Exercise data:
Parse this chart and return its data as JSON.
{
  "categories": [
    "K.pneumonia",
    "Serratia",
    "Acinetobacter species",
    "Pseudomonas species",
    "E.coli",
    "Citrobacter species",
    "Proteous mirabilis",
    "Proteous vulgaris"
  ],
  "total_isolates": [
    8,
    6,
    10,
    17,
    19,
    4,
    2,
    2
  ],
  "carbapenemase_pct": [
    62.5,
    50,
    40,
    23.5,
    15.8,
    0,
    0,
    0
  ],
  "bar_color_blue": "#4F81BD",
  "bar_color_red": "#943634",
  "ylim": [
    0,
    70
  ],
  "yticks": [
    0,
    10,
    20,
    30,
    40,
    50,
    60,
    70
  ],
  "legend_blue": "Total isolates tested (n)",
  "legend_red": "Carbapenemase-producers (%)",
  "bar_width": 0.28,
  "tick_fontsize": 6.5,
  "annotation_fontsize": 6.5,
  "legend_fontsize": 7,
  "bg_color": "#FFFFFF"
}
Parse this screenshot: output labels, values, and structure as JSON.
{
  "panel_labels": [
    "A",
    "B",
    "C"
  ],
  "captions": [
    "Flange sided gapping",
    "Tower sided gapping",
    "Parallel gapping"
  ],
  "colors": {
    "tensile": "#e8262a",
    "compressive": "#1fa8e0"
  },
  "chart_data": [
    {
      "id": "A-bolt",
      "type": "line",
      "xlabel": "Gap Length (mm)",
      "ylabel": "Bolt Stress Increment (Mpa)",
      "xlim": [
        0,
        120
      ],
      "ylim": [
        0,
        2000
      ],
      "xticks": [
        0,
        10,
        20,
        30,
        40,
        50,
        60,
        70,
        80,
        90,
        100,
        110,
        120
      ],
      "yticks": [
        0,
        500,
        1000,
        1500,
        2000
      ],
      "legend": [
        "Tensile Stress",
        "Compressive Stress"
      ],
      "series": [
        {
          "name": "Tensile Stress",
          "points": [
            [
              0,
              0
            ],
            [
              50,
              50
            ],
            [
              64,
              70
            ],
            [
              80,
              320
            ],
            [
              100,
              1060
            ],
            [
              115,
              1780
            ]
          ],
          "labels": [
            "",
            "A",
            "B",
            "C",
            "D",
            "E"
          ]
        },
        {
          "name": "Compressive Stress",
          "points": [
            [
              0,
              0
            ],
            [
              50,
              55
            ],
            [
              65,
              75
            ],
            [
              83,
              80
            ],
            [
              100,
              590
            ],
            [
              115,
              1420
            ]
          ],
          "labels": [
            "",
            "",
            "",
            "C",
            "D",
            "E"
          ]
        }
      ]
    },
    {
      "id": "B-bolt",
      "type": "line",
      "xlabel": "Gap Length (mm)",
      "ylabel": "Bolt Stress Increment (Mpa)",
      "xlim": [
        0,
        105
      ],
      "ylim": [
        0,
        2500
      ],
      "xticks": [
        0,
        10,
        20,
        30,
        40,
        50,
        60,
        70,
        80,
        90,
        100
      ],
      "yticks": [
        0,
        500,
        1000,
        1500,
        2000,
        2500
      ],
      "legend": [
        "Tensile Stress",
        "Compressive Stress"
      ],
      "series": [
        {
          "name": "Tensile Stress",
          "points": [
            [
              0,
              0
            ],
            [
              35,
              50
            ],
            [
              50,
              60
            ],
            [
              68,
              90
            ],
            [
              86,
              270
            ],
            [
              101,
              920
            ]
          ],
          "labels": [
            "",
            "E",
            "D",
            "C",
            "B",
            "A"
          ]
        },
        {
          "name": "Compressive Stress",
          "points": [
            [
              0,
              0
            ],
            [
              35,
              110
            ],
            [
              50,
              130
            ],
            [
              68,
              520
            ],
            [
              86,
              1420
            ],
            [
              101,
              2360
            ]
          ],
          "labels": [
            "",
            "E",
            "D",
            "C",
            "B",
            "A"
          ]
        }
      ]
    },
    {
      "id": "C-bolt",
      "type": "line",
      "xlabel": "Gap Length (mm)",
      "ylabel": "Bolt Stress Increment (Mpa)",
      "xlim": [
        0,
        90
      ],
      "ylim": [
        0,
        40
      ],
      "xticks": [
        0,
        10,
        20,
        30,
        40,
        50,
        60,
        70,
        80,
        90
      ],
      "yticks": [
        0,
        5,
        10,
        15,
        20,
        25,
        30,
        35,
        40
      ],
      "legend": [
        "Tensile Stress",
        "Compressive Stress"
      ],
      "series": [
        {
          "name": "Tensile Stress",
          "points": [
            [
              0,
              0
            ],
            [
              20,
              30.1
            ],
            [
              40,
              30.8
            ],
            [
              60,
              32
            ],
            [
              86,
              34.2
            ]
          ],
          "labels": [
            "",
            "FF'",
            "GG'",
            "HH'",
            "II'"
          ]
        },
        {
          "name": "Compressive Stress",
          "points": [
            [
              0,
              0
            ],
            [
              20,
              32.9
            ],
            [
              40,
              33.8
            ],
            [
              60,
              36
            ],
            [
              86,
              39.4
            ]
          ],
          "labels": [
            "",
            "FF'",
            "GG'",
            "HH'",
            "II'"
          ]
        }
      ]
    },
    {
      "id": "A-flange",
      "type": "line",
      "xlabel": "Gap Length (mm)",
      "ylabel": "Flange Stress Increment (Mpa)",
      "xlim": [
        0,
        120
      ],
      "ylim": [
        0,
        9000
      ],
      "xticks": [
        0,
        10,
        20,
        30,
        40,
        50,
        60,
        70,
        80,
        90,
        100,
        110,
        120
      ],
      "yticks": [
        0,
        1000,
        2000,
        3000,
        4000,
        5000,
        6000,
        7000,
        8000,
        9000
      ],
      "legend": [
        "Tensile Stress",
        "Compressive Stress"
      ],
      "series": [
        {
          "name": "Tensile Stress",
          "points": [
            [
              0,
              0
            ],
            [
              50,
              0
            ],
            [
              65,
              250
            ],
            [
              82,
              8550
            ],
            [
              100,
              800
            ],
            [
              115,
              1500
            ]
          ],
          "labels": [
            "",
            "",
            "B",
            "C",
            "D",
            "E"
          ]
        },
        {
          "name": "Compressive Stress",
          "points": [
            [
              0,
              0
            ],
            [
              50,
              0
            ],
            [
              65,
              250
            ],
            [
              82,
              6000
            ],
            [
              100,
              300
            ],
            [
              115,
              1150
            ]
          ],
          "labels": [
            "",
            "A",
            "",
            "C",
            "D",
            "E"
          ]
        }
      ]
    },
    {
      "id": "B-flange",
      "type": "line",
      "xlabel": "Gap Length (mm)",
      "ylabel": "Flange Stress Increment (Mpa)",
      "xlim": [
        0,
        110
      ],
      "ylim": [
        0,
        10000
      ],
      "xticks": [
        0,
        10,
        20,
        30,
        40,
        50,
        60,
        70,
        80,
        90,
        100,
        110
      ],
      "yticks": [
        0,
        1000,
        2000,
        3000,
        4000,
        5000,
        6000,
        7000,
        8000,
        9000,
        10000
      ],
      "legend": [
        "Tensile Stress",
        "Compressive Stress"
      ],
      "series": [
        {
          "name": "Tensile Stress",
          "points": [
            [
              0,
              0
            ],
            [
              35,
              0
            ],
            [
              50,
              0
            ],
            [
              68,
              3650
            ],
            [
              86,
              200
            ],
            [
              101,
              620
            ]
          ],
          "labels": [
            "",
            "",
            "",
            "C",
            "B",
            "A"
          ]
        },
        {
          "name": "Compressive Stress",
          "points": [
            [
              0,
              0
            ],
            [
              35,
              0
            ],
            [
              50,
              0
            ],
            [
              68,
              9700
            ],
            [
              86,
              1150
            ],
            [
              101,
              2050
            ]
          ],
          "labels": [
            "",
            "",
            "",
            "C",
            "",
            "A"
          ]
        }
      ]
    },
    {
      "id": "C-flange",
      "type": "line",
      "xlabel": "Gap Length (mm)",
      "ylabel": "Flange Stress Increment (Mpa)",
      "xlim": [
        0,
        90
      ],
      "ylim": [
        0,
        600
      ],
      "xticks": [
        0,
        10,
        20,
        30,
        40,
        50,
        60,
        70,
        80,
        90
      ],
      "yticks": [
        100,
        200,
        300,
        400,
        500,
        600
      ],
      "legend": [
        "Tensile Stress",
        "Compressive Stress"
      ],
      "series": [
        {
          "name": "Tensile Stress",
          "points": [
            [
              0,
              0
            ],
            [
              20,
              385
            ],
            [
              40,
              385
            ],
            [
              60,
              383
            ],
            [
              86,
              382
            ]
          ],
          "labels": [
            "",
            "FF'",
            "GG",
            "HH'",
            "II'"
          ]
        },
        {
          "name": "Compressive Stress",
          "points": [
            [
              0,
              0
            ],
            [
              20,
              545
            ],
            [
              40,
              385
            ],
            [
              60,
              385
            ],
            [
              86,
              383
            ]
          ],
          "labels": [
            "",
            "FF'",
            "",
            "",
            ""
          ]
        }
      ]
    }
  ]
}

Short task:
Find the lines with the string "species" and reproduce them.

Solved exercise:
    "Acinetobacter species",
    "Pseudomonas species",
    "Citrobacter species",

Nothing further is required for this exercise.